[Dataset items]
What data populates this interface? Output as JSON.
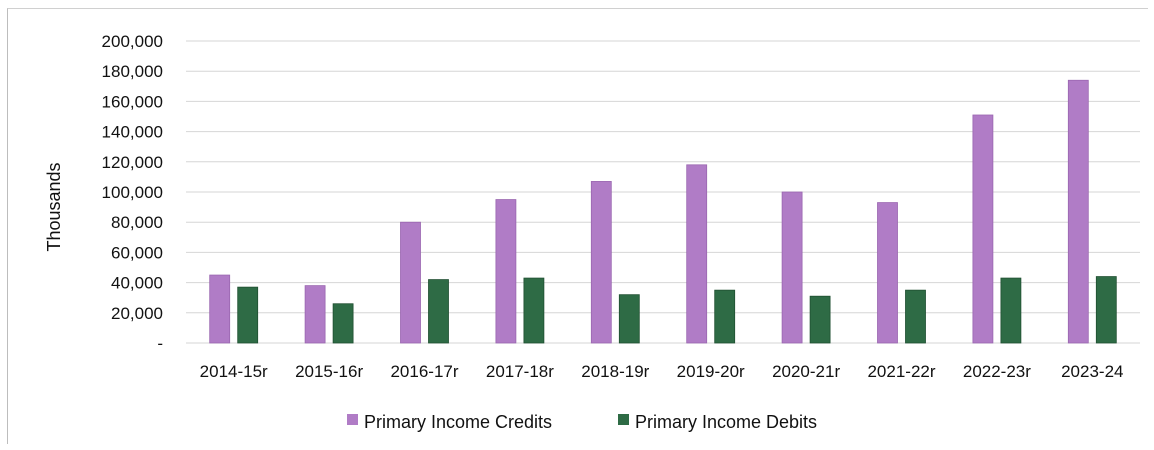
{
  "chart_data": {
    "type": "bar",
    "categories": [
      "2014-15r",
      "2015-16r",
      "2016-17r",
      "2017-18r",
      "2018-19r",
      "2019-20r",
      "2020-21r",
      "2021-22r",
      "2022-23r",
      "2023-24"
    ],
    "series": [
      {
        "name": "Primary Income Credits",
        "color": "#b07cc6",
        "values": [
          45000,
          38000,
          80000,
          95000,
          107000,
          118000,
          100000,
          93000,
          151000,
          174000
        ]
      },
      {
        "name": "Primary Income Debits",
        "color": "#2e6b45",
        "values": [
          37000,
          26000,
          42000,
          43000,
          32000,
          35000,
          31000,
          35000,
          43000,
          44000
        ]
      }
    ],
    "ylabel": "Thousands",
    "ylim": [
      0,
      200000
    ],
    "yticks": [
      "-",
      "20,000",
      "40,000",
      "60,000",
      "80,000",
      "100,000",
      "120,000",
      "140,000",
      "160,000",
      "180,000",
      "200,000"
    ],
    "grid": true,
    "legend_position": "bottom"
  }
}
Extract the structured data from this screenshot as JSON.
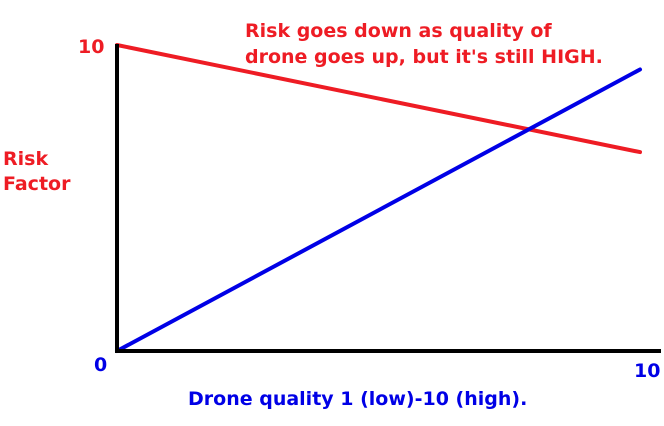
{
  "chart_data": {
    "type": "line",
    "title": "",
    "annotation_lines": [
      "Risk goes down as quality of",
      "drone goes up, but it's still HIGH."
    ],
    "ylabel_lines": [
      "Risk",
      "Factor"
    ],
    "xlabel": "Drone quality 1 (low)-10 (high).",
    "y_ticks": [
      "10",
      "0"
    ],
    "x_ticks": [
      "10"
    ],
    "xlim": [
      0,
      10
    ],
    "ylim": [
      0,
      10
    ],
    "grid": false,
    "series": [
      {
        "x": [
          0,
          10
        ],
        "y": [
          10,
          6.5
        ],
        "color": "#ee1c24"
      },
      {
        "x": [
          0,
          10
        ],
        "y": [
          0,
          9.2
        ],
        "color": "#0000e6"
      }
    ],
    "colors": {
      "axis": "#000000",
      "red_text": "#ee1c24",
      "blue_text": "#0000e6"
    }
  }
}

Your goal:
Scan the listing above. Gather each line that contains the word "this".

Result of the exercise:
What data populates this interface? Output as JSON.
Extract the structured data from this screenshot as JSON.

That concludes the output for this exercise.